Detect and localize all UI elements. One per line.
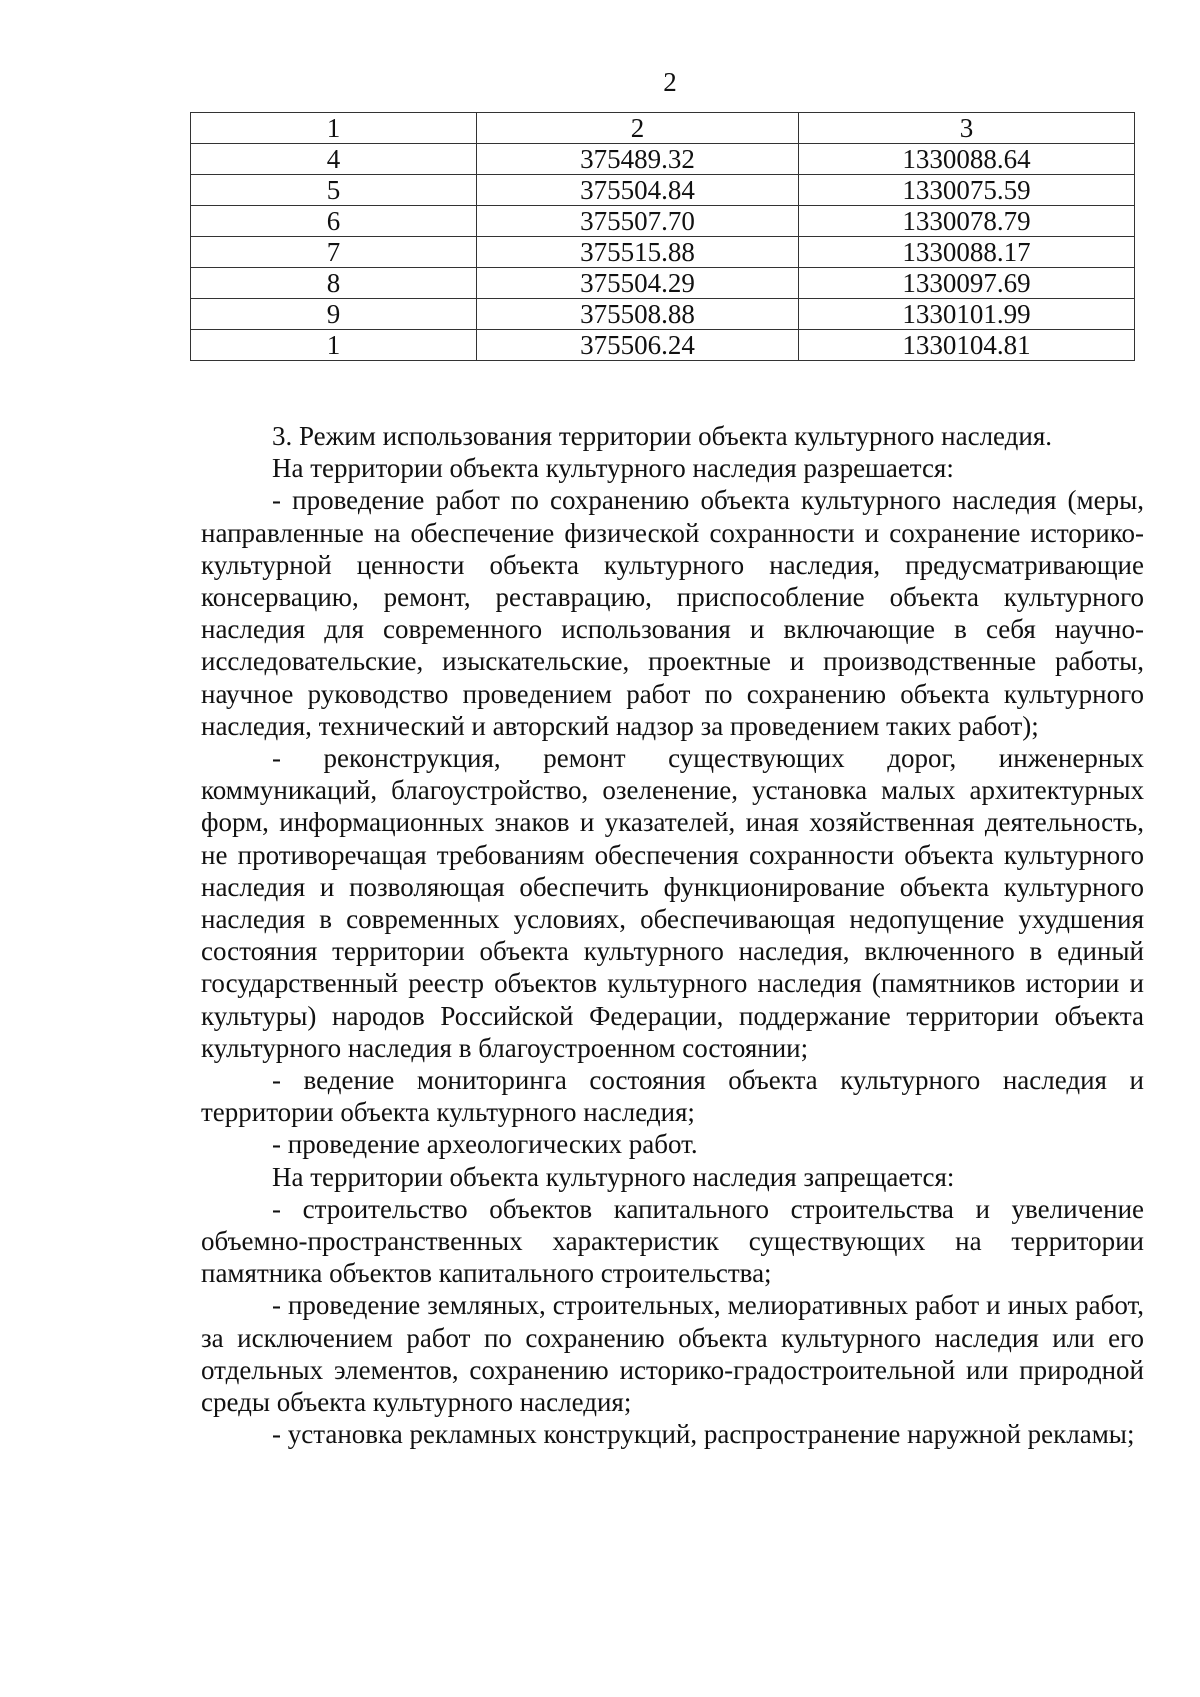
table-cell: 3	[799, 113, 1135, 144]
paragraph: - проведение археологических работ.	[272, 1129, 698, 1160]
paragraph: - реконструкция, ремонт существующих дорог, инженерных коммуникаций, благоустройство, озеленение, установка малых архитектурных форм, информационных знаков и указателей, иная хозяйственная деятельность, не противоречащая требованиям обеспечения сохранности объекта культурного наследия и позволяющая обеспечить функционирование объекта культурного наследия в современных условиях, обеспечивающая недопущение ухудшения состояния территории объекта культурного наследия, включенного в единый государственный реестр объектов культурного наследия (памятников истории и культуры) народов Российской Федерации, поддержание территории объекта культурного наследия в благоустроенном состоянии;	[201, 743, 1144, 1063]
table-cell: 375507.70	[477, 206, 799, 237]
table-cell: 375508.88	[477, 299, 799, 330]
table-row	[191, 206, 1135, 237]
table-cell: 1330088.17	[799, 237, 1135, 268]
table-cell: 375504.84	[477, 175, 799, 206]
table-cell: 1	[191, 330, 477, 361]
table-cell: 6	[191, 206, 477, 237]
paragraph: На территории объекта культурного наследия разрешается:	[272, 453, 954, 484]
table-cell: 375515.88	[477, 237, 799, 268]
regime-text	[201, 420, 1144, 1451]
table-row	[191, 268, 1135, 299]
table-row	[191, 330, 1135, 361]
paragraph: - проведение земляных, строительных, мелиоративных работ и иных работ, за исключением работ по сохранению объекта культурного наследия или его отдельных элементов, сохранению историко-градостроительной или природной среды объекта культурного наследия;	[201, 1290, 1144, 1418]
table-row	[191, 237, 1135, 268]
paragraph: - проведение работ по сохранению объекта культурного наследия (меры, направленные на обеспечение физической сохранности и сохранение историко-культурной ценности объекта культурного наследия, предусматривающие консервацию, ремонт, реставрацию, приспособление объекта культурного наследия для современного использования и включающие в себя научно-исследовательские, изыскательские, проектные и производственные работы, научное руководство проведением работ по сохранению объекта культурного наследия, технический и авторский надзор за проведением таких работ);	[201, 485, 1144, 741]
table-row	[191, 144, 1135, 175]
table-cell: 9	[191, 299, 477, 330]
table-cell: 5	[191, 175, 477, 206]
coordinates-table-body	[191, 113, 1135, 361]
table-cell: 375489.32	[477, 144, 799, 175]
table-cell: 1330088.64	[799, 144, 1135, 175]
table-cell: 375504.29	[477, 268, 799, 299]
table-cell: 1330101.99	[799, 299, 1135, 330]
table-cell: 2	[477, 113, 799, 144]
table-cell: 1330104.81	[799, 330, 1135, 361]
table-cell: 1330097.69	[799, 268, 1135, 299]
paragraph: - строительство объектов капитального строительства и увеличение объемно-пространственных характеристик существующих на территории памятника объектов капитального строительства;	[201, 1193, 1144, 1289]
coordinates-table	[190, 112, 1135, 361]
table-row	[191, 175, 1135, 206]
table-row	[191, 299, 1135, 330]
page-number: 2	[663, 67, 677, 97]
table-cell: 1330075.59	[799, 175, 1135, 206]
table-cell: 8	[191, 268, 477, 299]
table-cell: 1330078.79	[799, 206, 1135, 237]
paragraph: - ведение мониторинга состояния объекта культурного наследия и территории объекта культурного наследия;	[201, 1065, 1144, 1128]
table-cell: 4	[191, 144, 477, 175]
paragraph: - установка рекламных конструкций, распространение наружной рекламы;	[272, 1419, 1135, 1450]
table-header-row	[191, 113, 1135, 144]
paragraph: 3. Режим использования территории объекта культурного наследия.	[272, 421, 1053, 451]
table-cell: 1	[191, 113, 477, 144]
paragraph: На территории объекта культурного наследия запрещается:	[272, 1161, 955, 1192]
table-cell: 7	[191, 237, 477, 268]
table-cell: 375506.24	[477, 330, 799, 361]
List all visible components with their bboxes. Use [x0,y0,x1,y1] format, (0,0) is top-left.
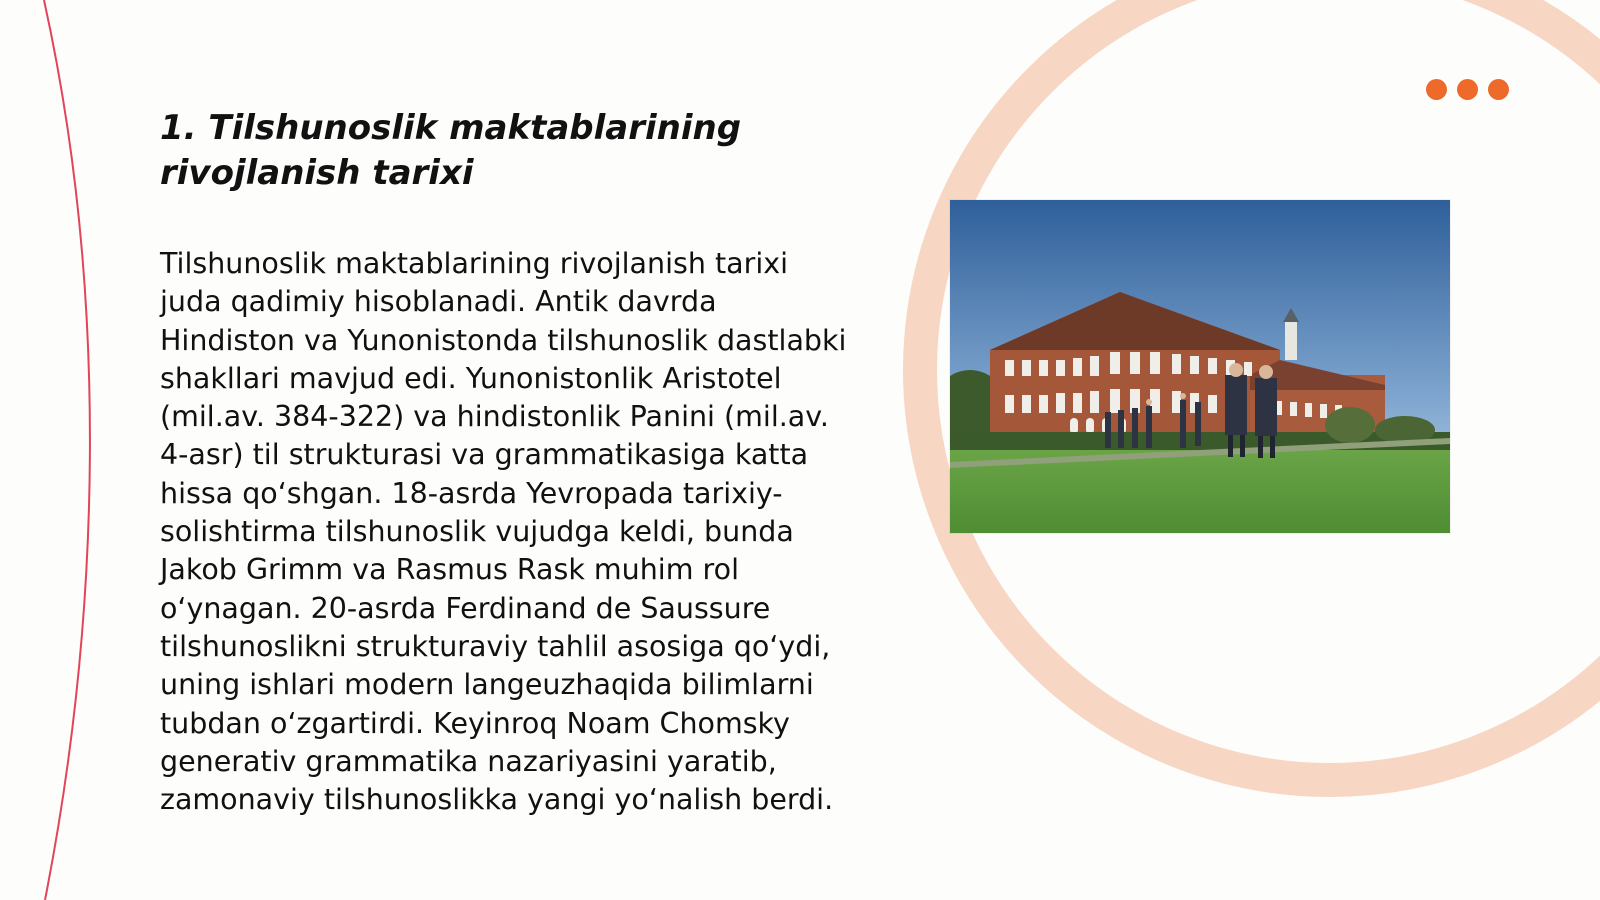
accent-dot [1457,79,1478,100]
slide-title: 1. Tilshunoslik maktablarining rivojlanish tarixi [160,108,742,193]
left-edge-curve [44,0,90,900]
accent-dot [1426,79,1447,100]
accent-dot [1488,79,1509,100]
school-building-photo [950,200,1450,533]
slide-body-text: Tilshunoslik maktablarining rivojlanish tarixi juda qadimiy hisoblanadi. Antik davrda Hindiston va Yunonistonda tilshunoslik dastlabki shakllari mavjud edi. Yunonistonlik Aristotel (mil.av. 384-322) va hindistonlik Panini (mil.av. 4-asr) til strukturasi va grammatikasiga katta hissa qo‘shgan. 18-asrda Yevropada tarixiy-solishtirma tilshunoslik vujudga keldi, bunda Jakob Grimm va Rasmus Rask muhim rol o‘ynagan. 20-asrda Ferdinand de Saussure tilshunoslikni strukturaviy tahlil asosiga qo‘ydi, uning ishlari modern langeuzhaqida bilimlarni tubdan o‘zgartirdi. Keyinroq Noam Chomsky generativ grammatika nazariyasini yaratib, zamonaviy tilshunoslikka yangi yo‘nalish berdi. [160,247,847,817]
accent-dots [1426,79,1509,100]
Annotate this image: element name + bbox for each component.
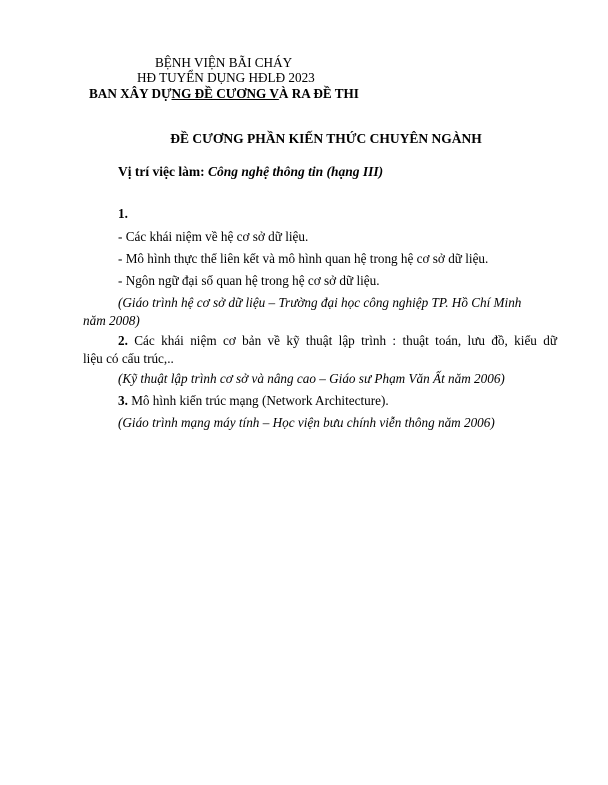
section-3-reference: (Giáo trình mạng máy tính – Học viện bưu chính viễn thông năm 2006) xyxy=(118,415,495,430)
section-1-reference-line-2: năm 2008) xyxy=(83,313,140,328)
recruitment-council: HĐ TUYỂN DỤNG HĐLĐ 2023 xyxy=(137,70,315,85)
job-position-label: Vị trí việc làm: xyxy=(118,164,205,179)
section-2-reference: (Kỹ thuật lập trình cơ sở và nâng cao – Giáo sư Phạm Văn Ất năm 2006) xyxy=(118,371,505,386)
drafting-board-suffix: À RA ĐỀ THI xyxy=(278,86,359,101)
section-2-number: 2. xyxy=(118,333,128,348)
section-3-text: Mô hình kiến trúc mạng (Network Architecture). xyxy=(131,393,389,408)
section-1-number: 1. xyxy=(118,206,128,221)
job-position-value: Công nghệ thông tin (hạng III) xyxy=(207,164,384,179)
drafting-board xyxy=(89,86,359,102)
section-2-paragraph-line-1 xyxy=(118,333,557,349)
drafting-board-prefix: BAN XÂY DỰ xyxy=(89,86,172,101)
hospital-name: BỆNH VIỆN BÃI CHÁY xyxy=(155,55,293,70)
drafting-board-underlined: NG ĐỀ CƯƠNG V xyxy=(171,86,279,101)
section-1-item-2: - Mô hình thực thể liên kết và mô hình quan hệ trong hệ cơ sở dữ liệu. xyxy=(118,251,489,266)
section-3-paragraph xyxy=(118,393,389,409)
document-title-text: ĐỀ CƯƠNG PHẦN KIẾN THỨC CHUYÊN NGÀNH xyxy=(170,131,482,146)
document-title xyxy=(0,131,608,147)
section-1-item-1: - Các khái niệm về hệ cơ sở dữ liệu. xyxy=(118,229,309,244)
section-2-text-line-2: liệu có cấu trúc,.. xyxy=(83,351,174,366)
section-3-number: 3. xyxy=(118,393,128,408)
section-1-reference-line-1: (Giáo trình hệ cơ sở dữ liệu – Trường đại học công nghiệp TP. Hồ Chí Minh xyxy=(118,295,522,310)
job-position xyxy=(118,164,383,180)
section-2-text-line-1: Các khái niệm cơ bản về kỹ thuật lập trình : thuật toán, lưu đồ, kiểu dữ xyxy=(134,333,557,348)
section-1-item-3: - Ngôn ngữ đại số quan hệ trong hệ cơ sở dữ liệu. xyxy=(118,273,380,288)
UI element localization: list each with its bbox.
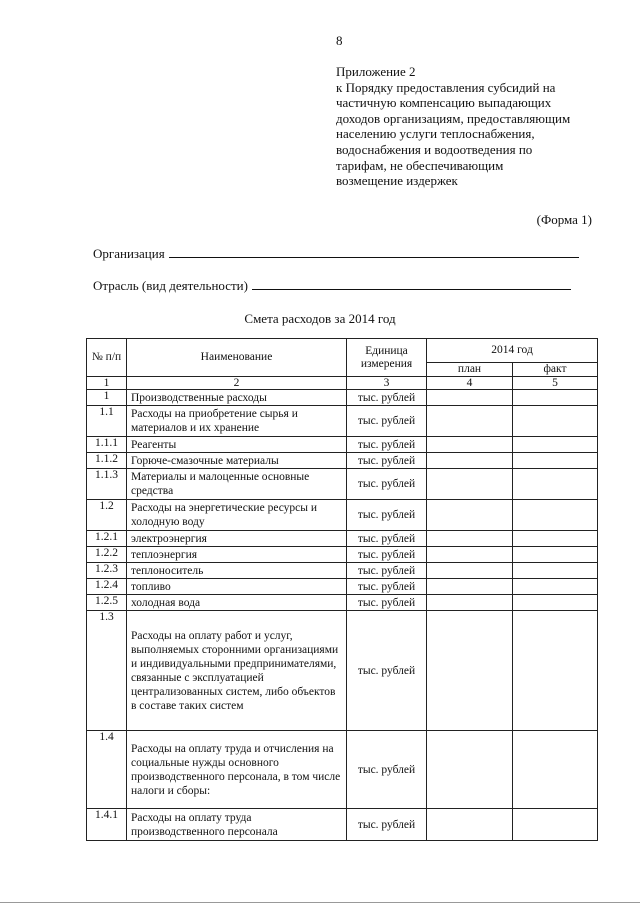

++++++++++++++++++++

EXERCISE AIM
Can you rewrite the part of the material that opens with the line containing "accent-dot [1457,79,1478,100]" and closes with the line containing "Annotate this image: element", replacing "left-edge-curve" with "left-edge-arc" and leaving everything else unchanged?

WRITTEN SOLUTION
accent-dot [1457,79,1478,100]
slide-title: 1. Tilshunoslik maktablarining rivojlanish tarixi [160,108,742,193]
left-edge-arc [44,0,90,900]
accent-dot [1426,79,1447,100]
accent-dot [1488,79,1509,100]
school-building-photo [950,200,1450,533]
slide-body-text: Tilshunoslik maktablarining rivojlanish tarixi juda qadimiy hisoblanadi. Antik davrda Hindiston va Yunonistonda tilshunoslik dastlabki shakllari mavjud edi. Yunonistonlik Aristotel (mil.av. 384-322) va hindistonlik Panini (mil.av. 4-asr) til strukturasi va grammatikasiga katta hissa qo‘shgan. 18-asrda Yevropada tarixiy-solishtirma tilshunoslik vujudga keldi, bunda Jakob Grimm va Rasmus Rask muhim rol o‘ynagan. 20-asrda Ferdinand de Saussure tilshunoslikni strukturaviy tahlil asosiga qo‘ydi, uning ishlari modern langeuzhaqida bilimlarni tubdan o‘zgartirdi. Keyinroq Noam Chomsky generativ grammatika nazariyasini yaratib, zamonaviy tilshunoslikka yangi yo‘nalish berdi. [160,247,847,817]
accent-dots [1426,79,1509,100]
Annotate this image: element name + bbox for each component.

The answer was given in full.